» **The exercise**: Exclude the pictures and reproduce the remaining data exactly as written.

--- BEGIN Given information ---

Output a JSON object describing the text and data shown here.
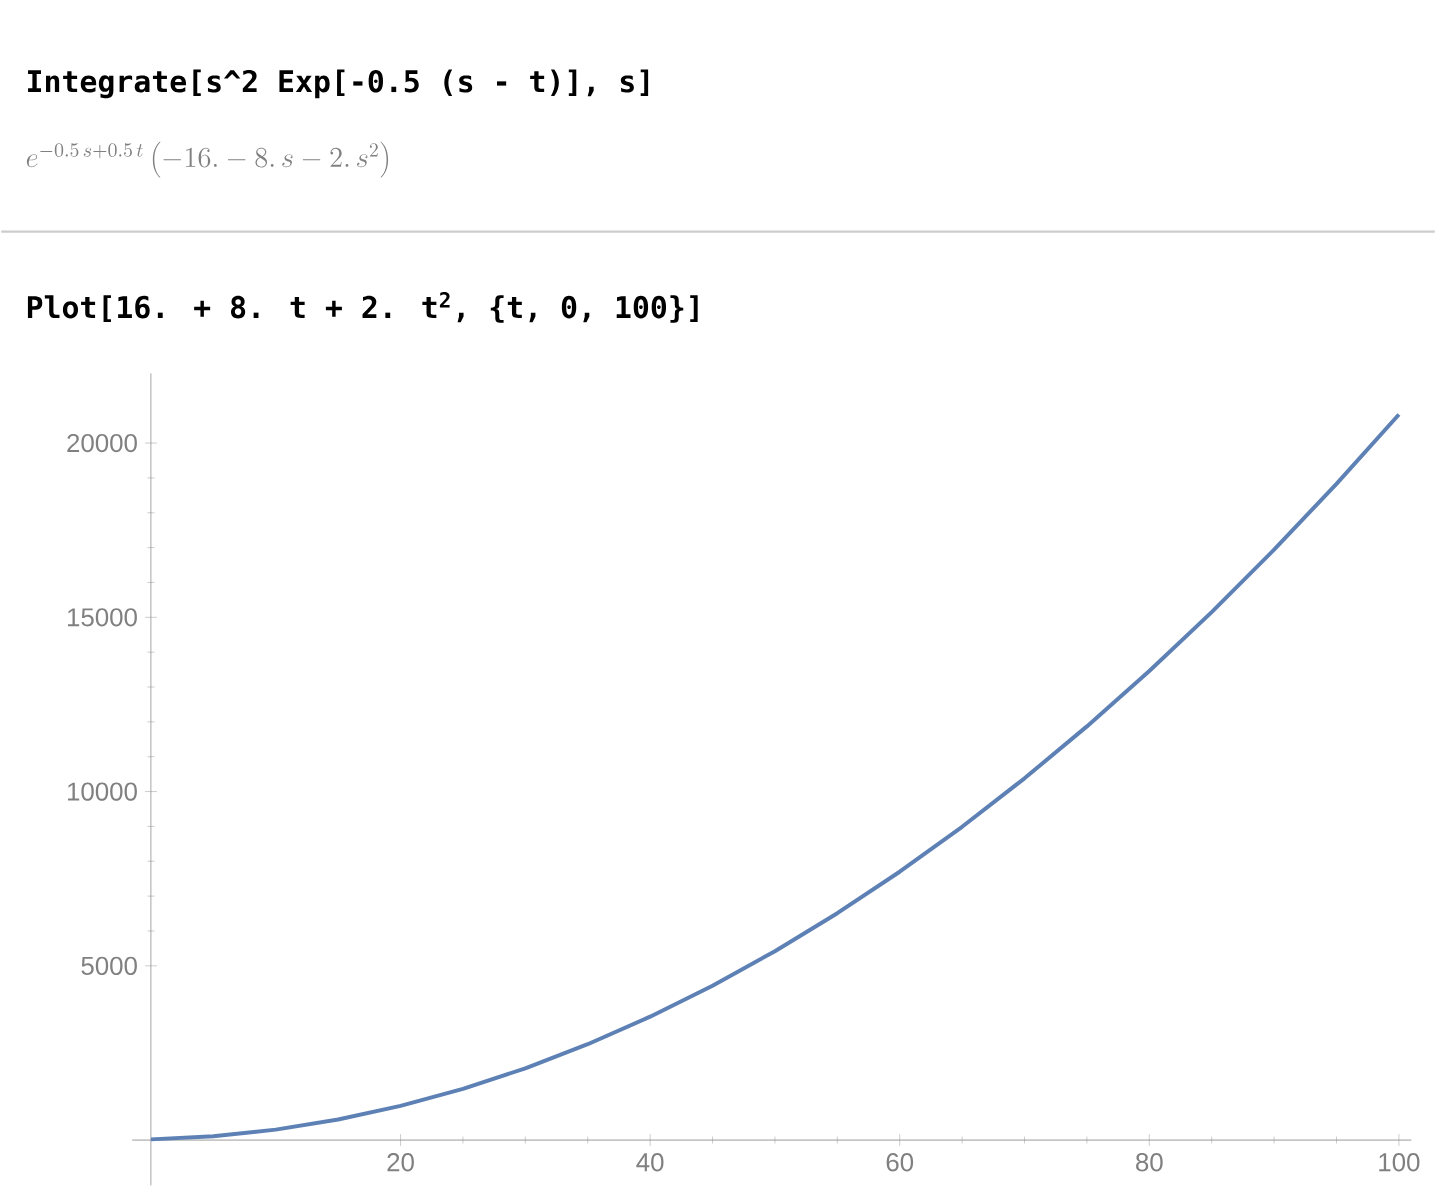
{
  "chart_data": {
    "type": "line",
    "annotations": [
      "Integrate[s^2 Exp[-0.5 (s - t)], s]",
      "e^{-0.5\\,s+0.5\\,t}\\left(-16.-8.\\,s-2.\\,s^{2}\\right)",
      "Plot[16. + 8. t + 2. t$^{2}$, {t, 0, 100}]"
    ],
    "x": [
      0,
      5,
      10,
      15,
      20,
      25,
      30,
      35,
      40,
      45,
      50,
      55,
      60,
      65,
      70,
      75,
      80,
      85,
      90,
      95,
      100
    ],
    "series": [
      {
        "color": "#5e81b5",
        "values": [
          20,
          110,
          300,
          590,
          980,
          1470,
          2060,
          2750,
          3540,
          4430,
          5420,
          6510,
          7700,
          8990,
          10380,
          11870,
          13460,
          15150,
          16940,
          18830,
          20820
        ]
      }
    ],
    "xlim": [
      -1.5,
      101
    ],
    "ylim": [
      -1300,
      22000
    ],
    "xticks": [
      20,
      40,
      60,
      80,
      100
    ],
    "yticks": [
      5000,
      10000,
      15000,
      20000
    ],
    "grid": false,
    "marker": "none",
    "line_style": "solid"
  }
}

--- END Given information ---

» **Expected output**:
Output a JSON object describing the text and data shown here.
{
  "chart_data": {
    "type": "line",
    "annotations": [
      "Integrate[s^2 Exp[-0.5 (s - t)], s]",
      "e^{-0.5\\,s+0.5\\,t}\\left(-16.-8.\\,s-2.\\,s^{2}\\right)",
      "Plot[16. + 8. t + 2. t$^{2}$, {t, 0, 100}]"
    ],
    "x": [
      0,
      5,
      10,
      15,
      20,
      25,
      30,
      35,
      40,
      45,
      50,
      55,
      60,
      65,
      70,
      75,
      80,
      85,
      90,
      95,
      100
    ],
    "series": [
      {
        "color": "#5e81b5",
        "values": [
          20,
          110,
          300,
          590,
          980,
          1470,
          2060,
          2750,
          3540,
          4430,
          5420,
          6510,
          7700,
          8990,
          10380,
          11870,
          13460,
          15150,
          16940,
          18830,
          20820
        ]
      }
    ],
    "xlim": [
      -1.5,
      101
    ],
    "ylim": [
      -1300,
      22000
    ],
    "xticks": [
      20,
      40,
      60,
      80,
      100
    ],
    "yticks": [
      5000,
      10000,
      15000,
      20000
    ],
    "grid": false,
    "marker": "none",
    "line_style": "solid"
  }
}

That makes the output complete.